* _WHAT YOU WILL DO_:
Determine how many lines contain the string "不违章指挥". Reply with that figure and nothing else.
-- RECORD EXCERPTS start --
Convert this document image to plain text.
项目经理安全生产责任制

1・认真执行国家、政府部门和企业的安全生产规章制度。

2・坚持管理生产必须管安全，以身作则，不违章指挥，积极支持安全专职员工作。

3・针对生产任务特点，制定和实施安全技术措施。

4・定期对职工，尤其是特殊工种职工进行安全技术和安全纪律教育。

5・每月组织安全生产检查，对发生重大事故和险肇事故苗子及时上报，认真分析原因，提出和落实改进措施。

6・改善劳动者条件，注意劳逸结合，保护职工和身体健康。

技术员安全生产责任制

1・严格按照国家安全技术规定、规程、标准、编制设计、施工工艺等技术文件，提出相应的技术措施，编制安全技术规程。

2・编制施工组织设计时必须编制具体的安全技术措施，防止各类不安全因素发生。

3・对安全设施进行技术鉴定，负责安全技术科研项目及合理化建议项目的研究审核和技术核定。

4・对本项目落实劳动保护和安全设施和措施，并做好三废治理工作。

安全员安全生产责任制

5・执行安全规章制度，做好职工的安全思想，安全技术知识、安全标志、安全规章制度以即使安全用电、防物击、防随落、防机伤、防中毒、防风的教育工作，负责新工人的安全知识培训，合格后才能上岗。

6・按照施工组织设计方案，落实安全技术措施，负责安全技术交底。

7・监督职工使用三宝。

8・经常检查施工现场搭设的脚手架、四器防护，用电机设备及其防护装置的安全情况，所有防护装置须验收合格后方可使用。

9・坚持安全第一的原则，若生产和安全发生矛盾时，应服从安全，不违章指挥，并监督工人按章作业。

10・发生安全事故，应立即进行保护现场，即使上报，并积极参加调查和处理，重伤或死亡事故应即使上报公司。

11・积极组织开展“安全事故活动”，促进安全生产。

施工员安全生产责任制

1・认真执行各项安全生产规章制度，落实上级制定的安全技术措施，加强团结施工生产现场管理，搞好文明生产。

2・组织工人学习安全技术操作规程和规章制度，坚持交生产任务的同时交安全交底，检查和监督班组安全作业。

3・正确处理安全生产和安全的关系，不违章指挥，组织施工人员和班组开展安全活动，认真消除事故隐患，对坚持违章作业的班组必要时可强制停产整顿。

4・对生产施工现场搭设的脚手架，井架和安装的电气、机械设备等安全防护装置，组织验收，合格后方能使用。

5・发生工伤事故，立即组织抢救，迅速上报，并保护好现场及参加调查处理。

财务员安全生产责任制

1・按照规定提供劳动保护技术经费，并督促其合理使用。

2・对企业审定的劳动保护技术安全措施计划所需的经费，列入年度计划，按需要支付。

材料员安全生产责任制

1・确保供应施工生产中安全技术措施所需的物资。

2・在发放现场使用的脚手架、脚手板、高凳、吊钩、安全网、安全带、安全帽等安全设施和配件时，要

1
-- RECORD EXCERPTS end --
* _EXERCISE RESPONSE_:
3